→ **TASK REQUIREMENTS**
Copy all the entries below exactly, but not the pictures.

— BEGIN MATERIAL SUPPLIED —

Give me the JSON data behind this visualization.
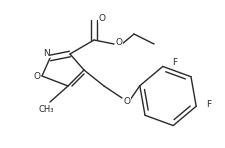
{
  "bg_color": "#ffffff",
  "line_color": "#2a2a2a",
  "lw": 1.0,
  "fs": 6.5,
  "fig_w": 2.25,
  "fig_h": 1.48,
  "xlim": [
    0,
    225
  ],
  "ylim": [
    0,
    148
  ]
}
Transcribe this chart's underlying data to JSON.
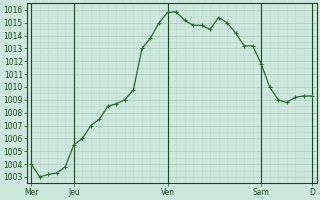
{
  "x_values": [
    0,
    1,
    2,
    3,
    4,
    5,
    6,
    7,
    8,
    9,
    10,
    11,
    12,
    13,
    14,
    15,
    16,
    17,
    18,
    19,
    20,
    21,
    22,
    23,
    24,
    25,
    26,
    27,
    28,
    29,
    30,
    31,
    32,
    33
  ],
  "y_values": [
    1004.0,
    1003.0,
    1003.2,
    1003.3,
    1003.8,
    1005.5,
    1006.0,
    1007.0,
    1007.5,
    1008.5,
    1008.7,
    1009.0,
    1009.8,
    1013.0,
    1013.8,
    1015.0,
    1015.8,
    1015.85,
    1015.2,
    1014.8,
    1014.8,
    1014.5,
    1015.4,
    1015.0,
    1014.2,
    1013.2,
    1013.2,
    1011.8,
    1010.0,
    1009.0,
    1008.8,
    1009.2,
    1009.3,
    1009.3
  ],
  "x_tick_positions": [
    0,
    5,
    16,
    27,
    33
  ],
  "x_tick_labels": [
    "Mer",
    "Jeu",
    "Ven",
    "Sam",
    "D"
  ],
  "y_min": 1002.5,
  "y_max": 1016.5,
  "y_ticks": [
    1003,
    1004,
    1005,
    1006,
    1007,
    1008,
    1009,
    1010,
    1011,
    1012,
    1013,
    1014,
    1015,
    1016
  ],
  "line_color": "#2d6a2d",
  "marker_color": "#2d6a2d",
  "bg_color": "#cce8dc",
  "plot_bg_color": "#cce8dc",
  "major_grid_color": "#aacabc",
  "minor_grid_color": "#c0ddd0",
  "axis_color": "#1a4a1a",
  "tick_label_color": "#1a4a1a",
  "vline_color": "#1a4a1a",
  "figsize": [
    3.2,
    2.0
  ],
  "dpi": 100
}
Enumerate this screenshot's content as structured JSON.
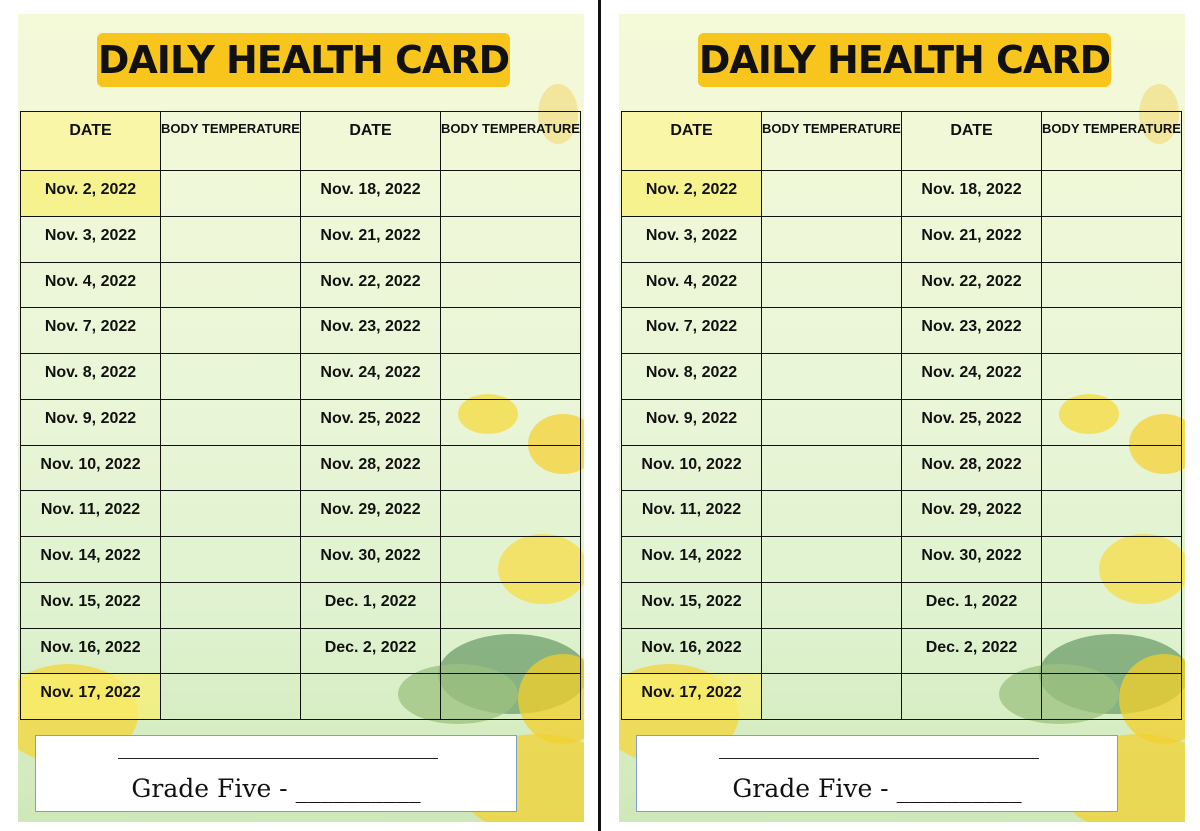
{
  "cards": [
    {
      "title": "DAILY HEALTH CARD",
      "headers": [
        "DATE",
        "BODY TEMPERATURE",
        "DATE",
        "BODY TEMPERATURE"
      ],
      "left_dates": [
        "Nov. 2, 2022",
        "Nov. 3, 2022",
        "Nov. 4, 2022",
        "Nov. 7, 2022",
        "Nov. 8, 2022",
        "Nov. 9, 2022",
        "Nov. 10, 2022",
        "Nov. 11, 2022",
        "Nov. 14, 2022",
        "Nov. 15, 2022",
        "Nov. 16, 2022",
        "Nov. 17, 2022"
      ],
      "right_dates": [
        "Nov. 18, 2022",
        "Nov. 21, 2022",
        "Nov. 22, 2022",
        "Nov. 23, 2022",
        "Nov. 24, 2022",
        "Nov. 25, 2022",
        "Nov. 28, 2022",
        "Nov. 29, 2022",
        "Nov. 30, 2022",
        "Dec. 1, 2022",
        "Dec. 2, 2022"
      ],
      "footer": "Grade Five - __________"
    },
    {
      "title": "DAILY HEALTH CARD",
      "headers": [
        "DATE",
        "BODY TEMPERATURE",
        "DATE",
        "BODY TEMPERATURE"
      ],
      "left_dates": [
        "Nov. 2, 2022",
        "Nov. 3, 2022",
        "Nov. 4, 2022",
        "Nov. 7, 2022",
        "Nov. 8, 2022",
        "Nov. 9, 2022",
        "Nov. 10, 2022",
        "Nov. 11, 2022",
        "Nov. 14, 2022",
        "Nov. 15, 2022",
        "Nov. 16, 2022",
        "Nov. 17, 2022"
      ],
      "right_dates": [
        "Nov. 18, 2022",
        "Nov. 21, 2022",
        "Nov. 22, 2022",
        "Nov. 23, 2022",
        "Nov. 24, 2022",
        "Nov. 25, 2022",
        "Nov. 28, 2022",
        "Nov. 29, 2022",
        "Nov. 30, 2022",
        "Dec. 1, 2022",
        "Dec. 2, 2022"
      ],
      "footer": "Grade Five - __________"
    }
  ]
}
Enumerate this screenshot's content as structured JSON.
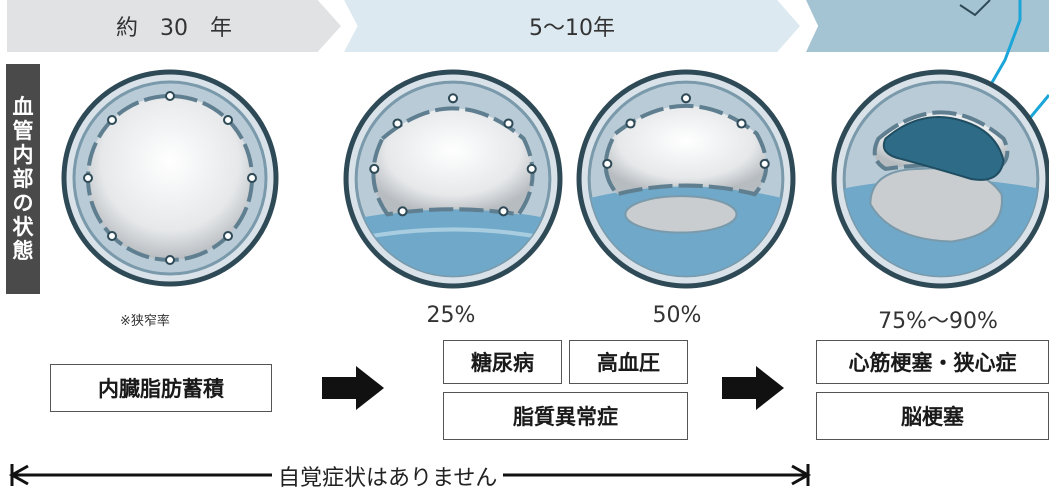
{
  "timeline": {
    "stage1": "約　30　年",
    "stage2": "5〜10年",
    "stage3": ""
  },
  "side_label": "血管内部の状態",
  "stenosis_note": "※狭窄率",
  "percentages": [
    "25%",
    "50%",
    "75%〜90%"
  ],
  "conditions": {
    "visceral_fat": "内臓脂肪蓄積",
    "diabetes": "糖尿病",
    "hypertension": "高血圧",
    "dyslipidemia": "脂質異常症",
    "heart": "心筋梗塞・狭心症",
    "stroke": "脳梗塞"
  },
  "footer": "自覚症状はありません",
  "colors": {
    "vessel_ring": "#7a9aab",
    "vessel_outline": "#2f4a57",
    "plaque_blue": "#6fa8c8",
    "plaque_gray": "#c9cdd0",
    "clot_dark": "#2e6b86",
    "callout": "#1aa6d8"
  }
}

— END MATERIAL SUPPLIED —

→ **COMPLETE ANSWER**
Give me the JSON data behind this visualization.
{
  "bg_color": "#ffffff",
  "line_color": "#2a2a2a",
  "lw": 1.0,
  "fs": 6.5,
  "fig_w": 2.25,
  "fig_h": 1.48,
  "xlim": [
    0,
    225
  ],
  "ylim": [
    0,
    148
  ]
}
Transcribe this chart's underlying data to JSON.
{
  "x_values": [
    0,
    1,
    2,
    3,
    4,
    5,
    6,
    7,
    8,
    9,
    10,
    11,
    12,
    13,
    14,
    15,
    16,
    17,
    18,
    19,
    20,
    21,
    22,
    23,
    24,
    25,
    26,
    27,
    28,
    29,
    30,
    31,
    32,
    33
  ],
  "y_values": [
    1004.0,
    1003.0,
    1003.2,
    1003.3,
    1003.8,
    1005.5,
    1006.0,
    1007.0,
    1007.5,
    1008.5,
    1008.7,
    1009.0,
    1009.8,
    1013.0,
    1013.8,
    1015.0,
    1015.8,
    1015.85,
    1015.2,
    1014.8,
    1014.8,
    1014.5,
    1015.4,
    1015.0,
    1014.2,
    1013.2,
    1013.2,
    1011.8,
    1010.0,
    1009.0,
    1008.8,
    1009.2,
    1009.3,
    1009.3
  ],
  "x_tick_positions": [
    0,
    5,
    16,
    27,
    33
  ],
  "x_tick_labels": [
    "Mer",
    "Jeu",
    "Ven",
    "Sam",
    "D"
  ],
  "y_min": 1002.5,
  "y_max": 1016.5,
  "y_ticks": [
    1003,
    1004,
    1005,
    1006,
    1007,
    1008,
    1009,
    1010,
    1011,
    1012,
    1013,
    1014,
    1015,
    1016
  ],
  "line_color": "#2d6a2d",
  "marker_color": "#2d6a2d",
  "bg_color": "#cce8dc",
  "plot_bg_color": "#cce8dc",
  "major_grid_color": "#aacabc",
  "minor_grid_color": "#c0ddd0",
  "axis_color": "#1a4a1a",
  "tick_label_color": "#1a4a1a",
  "vline_color": "#1a4a1a",
  "figsize": [
    3.2,
    2.0
  ],
  "dpi": 100
}
Enumerate this screenshot's content as structured JSON.
{
  "cards": [
    {
      "title": "DAILY HEALTH CARD",
      "headers": [
        "DATE",
        "BODY TEMPERATURE",
        "DATE",
        "BODY TEMPERATURE"
      ],
      "left_dates": [
        "Nov. 2, 2022",
        "Nov. 3, 2022",
        "Nov. 4, 2022",
        "Nov. 7, 2022",
        "Nov. 8, 2022",
        "Nov. 9, 2022",
        "Nov. 10, 2022",
        "Nov. 11, 2022",
        "Nov. 14, 2022",
        "Nov. 15, 2022",
        "Nov. 16, 2022",
        "Nov. 17, 2022"
      ],
      "right_dates": [
        "Nov. 18, 2022",
        "Nov. 21, 2022",
        "Nov. 22, 2022",
        "Nov. 23, 2022",
        "Nov. 24, 2022",
        "Nov. 25, 2022",
        "Nov. 28, 2022",
        "Nov. 29, 2022",
        "Nov. 30, 2022",
        "Dec. 1, 2022",
        "Dec. 2, 2022"
      ],
      "footer": "Grade Five - __________"
    },
    {
      "title": "DAILY HEALTH CARD",
      "headers": [
        "DATE",
        "BODY TEMPERATURE",
        "DATE",
        "BODY TEMPERATURE"
      ],
      "left_dates": [
        "Nov. 2, 2022",
        "Nov. 3, 2022",
        "Nov. 4, 2022",
        "Nov. 7, 2022",
        "Nov. 8, 2022",
        "Nov. 9, 2022",
        "Nov. 10, 2022",
        "Nov. 11, 2022",
        "Nov. 14, 2022",
        "Nov. 15, 2022",
        "Nov. 16, 2022",
        "Nov. 17, 2022"
      ],
      "right_dates": [
        "Nov. 18, 2022",
        "Nov. 21, 2022",
        "Nov. 22, 2022",
        "Nov. 23, 2022",
        "Nov. 24, 2022",
        "Nov. 25, 2022",
        "Nov. 28, 2022",
        "Nov. 29, 2022",
        "Nov. 30, 2022",
        "Dec. 1, 2022",
        "Dec. 2, 2022"
      ],
      "footer": "Grade Five - __________"
    }
  ]
}
Enumerate this screenshot's content as structured JSON.
{
  "timeline": {
    "stage1": "約　30　年",
    "stage2": "5〜10年",
    "stage3": ""
  },
  "side_label": "血管内部の状態",
  "stenosis_note": "※狭窄率",
  "percentages": [
    "25%",
    "50%",
    "75%〜90%"
  ],
  "conditions": {
    "visceral_fat": "内臓脂肪蓄積",
    "diabetes": "糖尿病",
    "hypertension": "高血圧",
    "dyslipidemia": "脂質異常症",
    "heart": "心筋梗塞・狭心症",
    "stroke": "脳梗塞"
  },
  "footer": "自覚症状はありません",
  "colors": {
    "vessel_ring": "#7a9aab",
    "vessel_outline": "#2f4a57",
    "plaque_blue": "#6fa8c8",
    "plaque_gray": "#c9cdd0",
    "clot_dark": "#2e6b86",
    "callout": "#1aa6d8"
  }
}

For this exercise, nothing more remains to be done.